**Aim:**
Reproduce the material below verbatim, from the line with "Localize all elements." to the line with "right-brace-icon [336,1236,366,1284]", both included.

**Data for this task:**
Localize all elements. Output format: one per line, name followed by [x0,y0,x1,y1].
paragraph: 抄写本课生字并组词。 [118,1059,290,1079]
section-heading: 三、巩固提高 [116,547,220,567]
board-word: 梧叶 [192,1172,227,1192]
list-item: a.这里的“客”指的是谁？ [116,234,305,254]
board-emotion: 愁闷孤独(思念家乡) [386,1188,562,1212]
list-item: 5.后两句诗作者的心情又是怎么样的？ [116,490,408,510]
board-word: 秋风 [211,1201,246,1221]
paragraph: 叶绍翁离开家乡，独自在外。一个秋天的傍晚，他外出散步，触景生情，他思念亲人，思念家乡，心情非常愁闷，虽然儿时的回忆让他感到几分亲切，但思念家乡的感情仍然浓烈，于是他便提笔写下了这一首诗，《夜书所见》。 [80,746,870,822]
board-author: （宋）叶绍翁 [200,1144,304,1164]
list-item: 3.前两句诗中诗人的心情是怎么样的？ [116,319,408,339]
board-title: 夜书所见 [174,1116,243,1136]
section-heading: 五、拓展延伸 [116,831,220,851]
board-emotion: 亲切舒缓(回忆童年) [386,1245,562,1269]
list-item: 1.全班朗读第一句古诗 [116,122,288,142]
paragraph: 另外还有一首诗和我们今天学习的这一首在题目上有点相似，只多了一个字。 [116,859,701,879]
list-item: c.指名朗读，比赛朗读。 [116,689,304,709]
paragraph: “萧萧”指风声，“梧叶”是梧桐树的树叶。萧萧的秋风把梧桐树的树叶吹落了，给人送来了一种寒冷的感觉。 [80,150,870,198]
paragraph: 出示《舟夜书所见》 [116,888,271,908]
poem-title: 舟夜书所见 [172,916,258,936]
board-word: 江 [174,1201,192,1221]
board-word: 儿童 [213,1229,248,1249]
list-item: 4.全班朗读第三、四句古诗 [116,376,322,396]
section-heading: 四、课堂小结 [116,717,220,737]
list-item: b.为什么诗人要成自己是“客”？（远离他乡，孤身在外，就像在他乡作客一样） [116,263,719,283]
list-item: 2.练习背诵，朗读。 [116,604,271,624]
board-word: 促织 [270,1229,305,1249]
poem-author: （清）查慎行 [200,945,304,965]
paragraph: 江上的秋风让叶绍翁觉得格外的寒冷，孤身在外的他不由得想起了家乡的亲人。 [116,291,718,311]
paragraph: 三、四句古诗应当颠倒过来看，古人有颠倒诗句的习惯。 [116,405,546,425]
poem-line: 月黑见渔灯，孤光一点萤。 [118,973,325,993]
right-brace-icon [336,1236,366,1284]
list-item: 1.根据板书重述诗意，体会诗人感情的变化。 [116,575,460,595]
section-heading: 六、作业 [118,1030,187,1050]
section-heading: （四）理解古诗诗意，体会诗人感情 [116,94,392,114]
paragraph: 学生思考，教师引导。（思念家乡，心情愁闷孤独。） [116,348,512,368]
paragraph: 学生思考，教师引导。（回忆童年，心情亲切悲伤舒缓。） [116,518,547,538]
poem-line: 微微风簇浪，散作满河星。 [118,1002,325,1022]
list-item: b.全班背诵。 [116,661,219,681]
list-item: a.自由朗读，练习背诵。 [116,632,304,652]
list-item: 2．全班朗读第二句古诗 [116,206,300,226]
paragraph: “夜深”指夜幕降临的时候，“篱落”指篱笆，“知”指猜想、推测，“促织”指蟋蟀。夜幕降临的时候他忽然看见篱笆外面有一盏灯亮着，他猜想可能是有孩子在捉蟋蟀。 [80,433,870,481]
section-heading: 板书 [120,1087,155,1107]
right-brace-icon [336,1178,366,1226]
...
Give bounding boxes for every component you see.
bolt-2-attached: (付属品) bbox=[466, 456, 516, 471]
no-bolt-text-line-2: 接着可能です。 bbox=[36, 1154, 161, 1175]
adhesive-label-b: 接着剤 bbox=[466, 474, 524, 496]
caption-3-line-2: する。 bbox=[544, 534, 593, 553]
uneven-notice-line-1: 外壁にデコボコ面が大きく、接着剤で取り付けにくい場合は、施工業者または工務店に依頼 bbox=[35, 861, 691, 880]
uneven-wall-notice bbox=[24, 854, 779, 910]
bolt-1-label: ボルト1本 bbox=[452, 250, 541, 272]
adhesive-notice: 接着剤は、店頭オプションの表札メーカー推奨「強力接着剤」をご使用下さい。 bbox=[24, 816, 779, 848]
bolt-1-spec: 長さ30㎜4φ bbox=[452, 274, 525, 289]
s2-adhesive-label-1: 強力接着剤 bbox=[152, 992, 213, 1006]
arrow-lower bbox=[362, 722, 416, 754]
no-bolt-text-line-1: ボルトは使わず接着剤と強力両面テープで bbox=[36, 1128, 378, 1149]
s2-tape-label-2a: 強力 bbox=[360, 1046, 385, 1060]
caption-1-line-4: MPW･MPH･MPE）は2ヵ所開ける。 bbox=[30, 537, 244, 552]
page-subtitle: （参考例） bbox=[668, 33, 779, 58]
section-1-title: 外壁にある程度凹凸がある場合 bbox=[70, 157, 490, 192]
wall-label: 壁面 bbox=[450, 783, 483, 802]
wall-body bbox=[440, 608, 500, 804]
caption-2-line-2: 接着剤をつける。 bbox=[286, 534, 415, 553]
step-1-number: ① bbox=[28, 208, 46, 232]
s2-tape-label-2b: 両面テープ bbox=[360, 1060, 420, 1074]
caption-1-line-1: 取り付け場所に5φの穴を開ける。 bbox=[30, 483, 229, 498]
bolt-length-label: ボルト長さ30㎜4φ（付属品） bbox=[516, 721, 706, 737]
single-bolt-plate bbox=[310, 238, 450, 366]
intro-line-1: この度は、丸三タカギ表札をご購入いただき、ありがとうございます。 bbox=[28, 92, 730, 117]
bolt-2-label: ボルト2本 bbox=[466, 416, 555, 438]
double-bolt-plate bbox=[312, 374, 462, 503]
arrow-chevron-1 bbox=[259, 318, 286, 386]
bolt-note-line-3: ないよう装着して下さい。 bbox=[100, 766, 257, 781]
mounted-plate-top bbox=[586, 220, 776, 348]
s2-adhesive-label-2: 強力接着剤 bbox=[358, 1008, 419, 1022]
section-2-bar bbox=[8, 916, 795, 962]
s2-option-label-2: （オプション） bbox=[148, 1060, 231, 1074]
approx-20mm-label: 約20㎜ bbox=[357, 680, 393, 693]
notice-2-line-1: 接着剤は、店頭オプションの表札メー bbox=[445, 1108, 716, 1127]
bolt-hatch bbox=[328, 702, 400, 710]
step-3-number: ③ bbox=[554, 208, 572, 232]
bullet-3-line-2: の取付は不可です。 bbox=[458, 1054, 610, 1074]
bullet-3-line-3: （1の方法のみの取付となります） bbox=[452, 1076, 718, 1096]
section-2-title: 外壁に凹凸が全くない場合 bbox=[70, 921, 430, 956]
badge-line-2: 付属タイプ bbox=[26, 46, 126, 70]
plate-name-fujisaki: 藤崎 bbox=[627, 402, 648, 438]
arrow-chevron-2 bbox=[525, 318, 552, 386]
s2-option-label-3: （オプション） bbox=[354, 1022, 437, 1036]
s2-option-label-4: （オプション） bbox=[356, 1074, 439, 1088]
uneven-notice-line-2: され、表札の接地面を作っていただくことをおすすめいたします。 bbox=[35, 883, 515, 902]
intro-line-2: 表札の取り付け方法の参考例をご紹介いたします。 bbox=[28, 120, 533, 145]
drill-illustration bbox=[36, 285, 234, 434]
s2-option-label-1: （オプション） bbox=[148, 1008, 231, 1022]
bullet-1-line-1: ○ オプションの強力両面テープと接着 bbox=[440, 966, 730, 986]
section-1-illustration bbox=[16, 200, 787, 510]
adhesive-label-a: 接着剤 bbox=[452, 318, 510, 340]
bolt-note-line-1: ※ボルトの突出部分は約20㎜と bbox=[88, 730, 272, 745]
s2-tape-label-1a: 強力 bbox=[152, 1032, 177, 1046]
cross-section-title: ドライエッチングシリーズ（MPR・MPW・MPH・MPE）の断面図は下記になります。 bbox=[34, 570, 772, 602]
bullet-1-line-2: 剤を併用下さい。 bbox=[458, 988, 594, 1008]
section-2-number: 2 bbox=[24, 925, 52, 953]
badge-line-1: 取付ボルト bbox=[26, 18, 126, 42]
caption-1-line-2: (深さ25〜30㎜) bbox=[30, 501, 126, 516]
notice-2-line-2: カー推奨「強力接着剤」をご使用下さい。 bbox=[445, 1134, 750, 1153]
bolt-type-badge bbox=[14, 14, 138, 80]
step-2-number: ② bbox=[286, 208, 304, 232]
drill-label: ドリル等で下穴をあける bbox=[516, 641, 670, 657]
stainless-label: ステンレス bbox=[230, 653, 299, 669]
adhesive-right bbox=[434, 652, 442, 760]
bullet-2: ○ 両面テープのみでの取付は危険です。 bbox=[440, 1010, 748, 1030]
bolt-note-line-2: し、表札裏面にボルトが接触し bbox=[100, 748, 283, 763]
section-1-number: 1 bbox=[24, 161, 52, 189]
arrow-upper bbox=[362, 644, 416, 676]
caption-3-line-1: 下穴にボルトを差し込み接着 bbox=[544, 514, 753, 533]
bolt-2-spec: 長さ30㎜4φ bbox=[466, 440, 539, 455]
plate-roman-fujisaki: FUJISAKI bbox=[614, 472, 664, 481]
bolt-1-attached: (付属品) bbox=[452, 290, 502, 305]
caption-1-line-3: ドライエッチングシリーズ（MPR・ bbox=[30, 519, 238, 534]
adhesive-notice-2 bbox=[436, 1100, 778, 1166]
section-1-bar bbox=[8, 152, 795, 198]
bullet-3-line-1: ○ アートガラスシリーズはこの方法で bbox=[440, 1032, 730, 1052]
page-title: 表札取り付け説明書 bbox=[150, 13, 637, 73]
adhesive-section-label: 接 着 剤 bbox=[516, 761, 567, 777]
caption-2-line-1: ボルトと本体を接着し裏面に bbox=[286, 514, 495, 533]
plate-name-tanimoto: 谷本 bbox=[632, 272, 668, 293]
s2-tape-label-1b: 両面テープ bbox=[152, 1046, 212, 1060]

**Worked answer:**
Localize all elements. Output format: one per line, name followed by [x0,y0,x1,y1].
paragraph: 抄写本课生字并组词。 [118,1059,290,1079]
section-heading: 三、巩固提高 [116,547,220,567]
board-word: 梧叶 [192,1172,227,1192]
list-item: a.这里的“客”指的是谁？ [116,234,305,254]
board-emotion: 愁闷孤独(思念家乡) [386,1188,562,1212]
list-item: 5.后两句诗作者的心情又是怎么样的？ [116,490,408,510]
board-word: 秋风 [211,1201,246,1221]
paragraph: 叶绍翁离开家乡，独自在外。一个秋天的傍晚，他外出散步，触景生情，他思念亲人，思念家乡，心情非常愁闷，虽然儿时的回忆让他感到几分亲切，但思念家乡的感情仍然浓烈，于是他便提笔写下了这一首诗，《夜书所见》。 [80,746,870,822]
board-author: （宋）叶绍翁 [200,1144,304,1164]
list-item: 3.前两句诗中诗人的心情是怎么样的？ [116,319,408,339]
board-title: 夜书所见 [174,1116,243,1136]
section-heading: 五、拓展延伸 [116,831,220,851]
board-emotion: 亲切舒缓(回忆童年) [386,1245,562,1269]
list-item: 1.全班朗读第一句古诗 [116,122,288,142]
paragraph: 另外还有一首诗和我们今天学习的这一首在题目上有点相似，只多了一个字。 [116,859,701,879]
list-item: c.指名朗读，比赛朗读。 [116,689,304,709]
paragraph: “萧萧”指风声，“梧叶”是梧桐树的树叶。萧萧的秋风把梧桐树的树叶吹落了，给人送来了一种寒冷的感觉。 [80,150,870,198]
paragraph: 出示《舟夜书所见》 [116,888,271,908]
poem-title: 舟夜书所见 [172,916,258,936]
board-word: 江 [174,1201,192,1221]
board-word: 儿童 [213,1229,248,1249]
list-item: 4.全班朗读第三、四句古诗 [116,376,322,396]
section-heading: 四、课堂小结 [116,717,220,737]
list-item: b.为什么诗人要成自己是“客”？（远离他乡，孤身在外，就像在他乡作客一样） [116,263,719,283]
list-item: 2.练习背诵，朗读。 [116,604,271,624]
board-word: 促织 [270,1229,305,1249]
poem-author: （清）查慎行 [200,945,304,965]
paragraph: 江上的秋风让叶绍翁觉得格外的寒冷，孤身在外的他不由得想起了家乡的亲人。 [116,291,718,311]
paragraph: 三、四句古诗应当颠倒过来看，古人有颠倒诗句的习惯。 [116,405,546,425]
poem-line: 月黑见渔灯，孤光一点萤。 [118,973,325,993]
right-brace-icon [336,1236,366,1284]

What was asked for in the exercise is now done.